**What you should do:** List each line of the data that holds the word "positive".

**Records supplied:**
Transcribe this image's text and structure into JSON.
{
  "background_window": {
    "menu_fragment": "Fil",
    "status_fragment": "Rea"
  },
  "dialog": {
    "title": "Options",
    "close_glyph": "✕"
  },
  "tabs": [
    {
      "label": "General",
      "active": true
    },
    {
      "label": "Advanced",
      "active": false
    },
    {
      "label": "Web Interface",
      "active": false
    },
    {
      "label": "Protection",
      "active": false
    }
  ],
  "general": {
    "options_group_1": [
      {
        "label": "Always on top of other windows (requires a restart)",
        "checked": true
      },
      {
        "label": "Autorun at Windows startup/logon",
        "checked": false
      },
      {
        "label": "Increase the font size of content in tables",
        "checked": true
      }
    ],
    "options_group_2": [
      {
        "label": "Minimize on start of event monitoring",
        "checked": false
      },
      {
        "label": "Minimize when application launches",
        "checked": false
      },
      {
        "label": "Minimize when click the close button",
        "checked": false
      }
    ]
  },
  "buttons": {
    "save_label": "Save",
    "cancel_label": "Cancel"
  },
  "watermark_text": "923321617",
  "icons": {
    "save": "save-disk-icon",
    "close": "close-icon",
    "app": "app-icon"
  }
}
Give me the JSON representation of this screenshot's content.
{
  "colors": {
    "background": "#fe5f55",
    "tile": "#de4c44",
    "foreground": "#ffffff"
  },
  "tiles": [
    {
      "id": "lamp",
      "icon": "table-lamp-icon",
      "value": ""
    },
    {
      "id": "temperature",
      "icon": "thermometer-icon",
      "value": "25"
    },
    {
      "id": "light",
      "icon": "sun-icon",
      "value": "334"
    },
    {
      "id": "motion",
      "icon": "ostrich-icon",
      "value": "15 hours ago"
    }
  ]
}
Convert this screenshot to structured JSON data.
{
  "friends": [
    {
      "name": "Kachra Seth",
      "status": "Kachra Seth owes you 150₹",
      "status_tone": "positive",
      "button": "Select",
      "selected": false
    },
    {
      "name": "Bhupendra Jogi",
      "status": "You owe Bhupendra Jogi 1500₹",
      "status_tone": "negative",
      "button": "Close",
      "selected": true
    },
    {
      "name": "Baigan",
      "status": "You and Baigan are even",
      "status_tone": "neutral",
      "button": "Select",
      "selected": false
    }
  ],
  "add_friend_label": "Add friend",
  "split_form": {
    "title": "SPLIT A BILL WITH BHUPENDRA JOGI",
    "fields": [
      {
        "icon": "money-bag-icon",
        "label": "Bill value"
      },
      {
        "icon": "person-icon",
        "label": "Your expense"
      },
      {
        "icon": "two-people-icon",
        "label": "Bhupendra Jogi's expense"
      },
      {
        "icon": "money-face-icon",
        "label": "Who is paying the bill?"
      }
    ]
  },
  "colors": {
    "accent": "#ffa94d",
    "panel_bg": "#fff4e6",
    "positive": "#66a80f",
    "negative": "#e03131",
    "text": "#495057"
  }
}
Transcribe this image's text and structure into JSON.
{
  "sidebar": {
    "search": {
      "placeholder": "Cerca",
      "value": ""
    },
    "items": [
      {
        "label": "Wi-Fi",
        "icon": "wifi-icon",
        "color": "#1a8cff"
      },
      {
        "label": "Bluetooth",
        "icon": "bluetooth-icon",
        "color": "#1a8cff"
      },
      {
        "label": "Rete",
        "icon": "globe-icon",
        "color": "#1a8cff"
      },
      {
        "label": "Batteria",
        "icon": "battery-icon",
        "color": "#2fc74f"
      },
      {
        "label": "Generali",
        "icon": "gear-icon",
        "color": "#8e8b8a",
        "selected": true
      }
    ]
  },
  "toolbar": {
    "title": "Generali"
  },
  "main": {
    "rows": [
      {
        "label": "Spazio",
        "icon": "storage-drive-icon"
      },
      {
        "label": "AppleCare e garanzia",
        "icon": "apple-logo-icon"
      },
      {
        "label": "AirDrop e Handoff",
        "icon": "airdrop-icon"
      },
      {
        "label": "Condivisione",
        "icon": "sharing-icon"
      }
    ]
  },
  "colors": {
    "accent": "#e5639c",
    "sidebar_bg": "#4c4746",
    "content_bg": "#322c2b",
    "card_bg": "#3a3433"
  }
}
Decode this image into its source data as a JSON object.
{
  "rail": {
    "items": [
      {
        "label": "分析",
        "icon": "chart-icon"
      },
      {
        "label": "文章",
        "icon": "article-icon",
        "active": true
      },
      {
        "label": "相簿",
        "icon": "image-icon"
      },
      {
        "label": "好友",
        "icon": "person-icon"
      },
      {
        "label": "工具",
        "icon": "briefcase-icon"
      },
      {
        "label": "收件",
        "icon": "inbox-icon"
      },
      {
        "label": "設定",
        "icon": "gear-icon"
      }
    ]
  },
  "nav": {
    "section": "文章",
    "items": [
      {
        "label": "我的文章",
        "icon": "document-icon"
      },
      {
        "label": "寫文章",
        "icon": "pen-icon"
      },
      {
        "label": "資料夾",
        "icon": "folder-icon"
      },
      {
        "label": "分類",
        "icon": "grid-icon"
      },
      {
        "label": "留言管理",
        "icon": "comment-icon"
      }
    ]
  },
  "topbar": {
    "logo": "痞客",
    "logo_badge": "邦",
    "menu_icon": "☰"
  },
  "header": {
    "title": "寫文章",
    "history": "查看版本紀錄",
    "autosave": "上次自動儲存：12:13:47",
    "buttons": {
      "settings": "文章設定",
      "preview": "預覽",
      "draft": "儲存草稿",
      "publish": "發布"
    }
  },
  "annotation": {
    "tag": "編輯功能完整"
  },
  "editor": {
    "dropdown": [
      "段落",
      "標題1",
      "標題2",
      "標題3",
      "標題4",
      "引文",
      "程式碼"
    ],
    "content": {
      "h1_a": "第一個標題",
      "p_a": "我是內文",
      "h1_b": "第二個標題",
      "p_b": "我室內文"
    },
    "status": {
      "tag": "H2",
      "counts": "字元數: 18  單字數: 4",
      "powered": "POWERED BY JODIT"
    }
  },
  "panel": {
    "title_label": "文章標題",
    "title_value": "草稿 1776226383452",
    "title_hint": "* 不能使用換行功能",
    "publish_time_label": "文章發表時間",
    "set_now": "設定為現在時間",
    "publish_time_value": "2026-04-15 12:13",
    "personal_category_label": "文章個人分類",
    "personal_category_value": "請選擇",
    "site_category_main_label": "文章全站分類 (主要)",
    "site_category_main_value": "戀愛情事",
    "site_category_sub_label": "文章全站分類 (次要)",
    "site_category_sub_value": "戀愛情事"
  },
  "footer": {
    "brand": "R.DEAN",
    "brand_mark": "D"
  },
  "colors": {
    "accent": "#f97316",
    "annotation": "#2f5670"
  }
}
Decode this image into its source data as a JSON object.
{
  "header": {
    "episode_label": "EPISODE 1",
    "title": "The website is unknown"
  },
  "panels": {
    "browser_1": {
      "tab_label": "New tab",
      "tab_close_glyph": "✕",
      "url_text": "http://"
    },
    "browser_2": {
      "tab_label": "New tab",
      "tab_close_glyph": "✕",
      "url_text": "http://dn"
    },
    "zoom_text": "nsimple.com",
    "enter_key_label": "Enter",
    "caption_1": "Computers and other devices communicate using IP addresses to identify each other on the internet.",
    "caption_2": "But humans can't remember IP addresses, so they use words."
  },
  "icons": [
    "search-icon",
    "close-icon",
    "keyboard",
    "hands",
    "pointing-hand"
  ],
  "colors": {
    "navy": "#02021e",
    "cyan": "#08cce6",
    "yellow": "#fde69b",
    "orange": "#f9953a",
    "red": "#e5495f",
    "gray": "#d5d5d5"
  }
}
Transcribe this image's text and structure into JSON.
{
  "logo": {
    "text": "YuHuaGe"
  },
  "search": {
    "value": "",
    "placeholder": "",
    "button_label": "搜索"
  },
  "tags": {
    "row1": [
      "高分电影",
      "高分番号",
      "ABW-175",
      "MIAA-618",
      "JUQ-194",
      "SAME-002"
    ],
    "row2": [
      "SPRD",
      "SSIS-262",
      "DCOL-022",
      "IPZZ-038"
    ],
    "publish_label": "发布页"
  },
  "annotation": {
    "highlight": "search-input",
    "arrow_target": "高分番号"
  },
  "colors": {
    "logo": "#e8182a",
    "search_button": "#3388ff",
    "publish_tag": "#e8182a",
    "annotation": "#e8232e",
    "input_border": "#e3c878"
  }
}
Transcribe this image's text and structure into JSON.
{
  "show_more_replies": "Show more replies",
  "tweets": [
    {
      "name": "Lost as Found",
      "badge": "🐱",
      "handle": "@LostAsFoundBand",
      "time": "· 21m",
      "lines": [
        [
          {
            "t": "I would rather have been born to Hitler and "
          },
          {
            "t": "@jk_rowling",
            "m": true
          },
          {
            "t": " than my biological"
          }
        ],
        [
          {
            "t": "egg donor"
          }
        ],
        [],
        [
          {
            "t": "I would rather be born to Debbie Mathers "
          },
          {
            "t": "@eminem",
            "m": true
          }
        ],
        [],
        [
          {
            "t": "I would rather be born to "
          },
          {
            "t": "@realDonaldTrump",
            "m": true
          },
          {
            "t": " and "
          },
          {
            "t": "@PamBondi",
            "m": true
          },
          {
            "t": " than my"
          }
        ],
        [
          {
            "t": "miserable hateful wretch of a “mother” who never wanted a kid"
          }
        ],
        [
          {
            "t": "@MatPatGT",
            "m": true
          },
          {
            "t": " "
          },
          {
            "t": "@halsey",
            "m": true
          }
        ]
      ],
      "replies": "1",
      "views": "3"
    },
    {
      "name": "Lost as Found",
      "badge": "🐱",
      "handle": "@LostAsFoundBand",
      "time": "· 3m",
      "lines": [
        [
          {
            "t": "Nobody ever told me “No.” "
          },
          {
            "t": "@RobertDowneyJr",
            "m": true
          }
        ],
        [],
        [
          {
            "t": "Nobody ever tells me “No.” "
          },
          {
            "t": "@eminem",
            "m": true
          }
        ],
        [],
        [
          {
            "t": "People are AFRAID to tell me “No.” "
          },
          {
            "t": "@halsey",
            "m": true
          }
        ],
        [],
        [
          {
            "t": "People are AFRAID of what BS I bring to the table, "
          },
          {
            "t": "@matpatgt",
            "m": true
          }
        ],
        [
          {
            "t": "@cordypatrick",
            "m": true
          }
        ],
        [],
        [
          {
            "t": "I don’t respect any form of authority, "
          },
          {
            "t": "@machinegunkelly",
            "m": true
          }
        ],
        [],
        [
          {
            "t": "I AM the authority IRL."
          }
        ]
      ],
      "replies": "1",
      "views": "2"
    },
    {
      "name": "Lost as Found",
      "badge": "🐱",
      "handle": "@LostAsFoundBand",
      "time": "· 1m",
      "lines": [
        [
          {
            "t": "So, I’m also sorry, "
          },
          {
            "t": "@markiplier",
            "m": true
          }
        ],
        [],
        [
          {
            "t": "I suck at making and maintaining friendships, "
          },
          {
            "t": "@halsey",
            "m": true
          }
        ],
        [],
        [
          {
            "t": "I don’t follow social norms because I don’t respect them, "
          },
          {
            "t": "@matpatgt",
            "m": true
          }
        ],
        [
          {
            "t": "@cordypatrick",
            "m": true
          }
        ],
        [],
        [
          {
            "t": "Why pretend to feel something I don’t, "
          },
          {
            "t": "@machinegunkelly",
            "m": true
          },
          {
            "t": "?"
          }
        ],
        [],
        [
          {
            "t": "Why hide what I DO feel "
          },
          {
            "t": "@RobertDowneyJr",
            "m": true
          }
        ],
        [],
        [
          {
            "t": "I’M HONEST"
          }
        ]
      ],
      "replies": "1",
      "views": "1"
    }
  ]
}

**Task answer:**
      "status_tone": "positive",
    "positive": "#66a80f",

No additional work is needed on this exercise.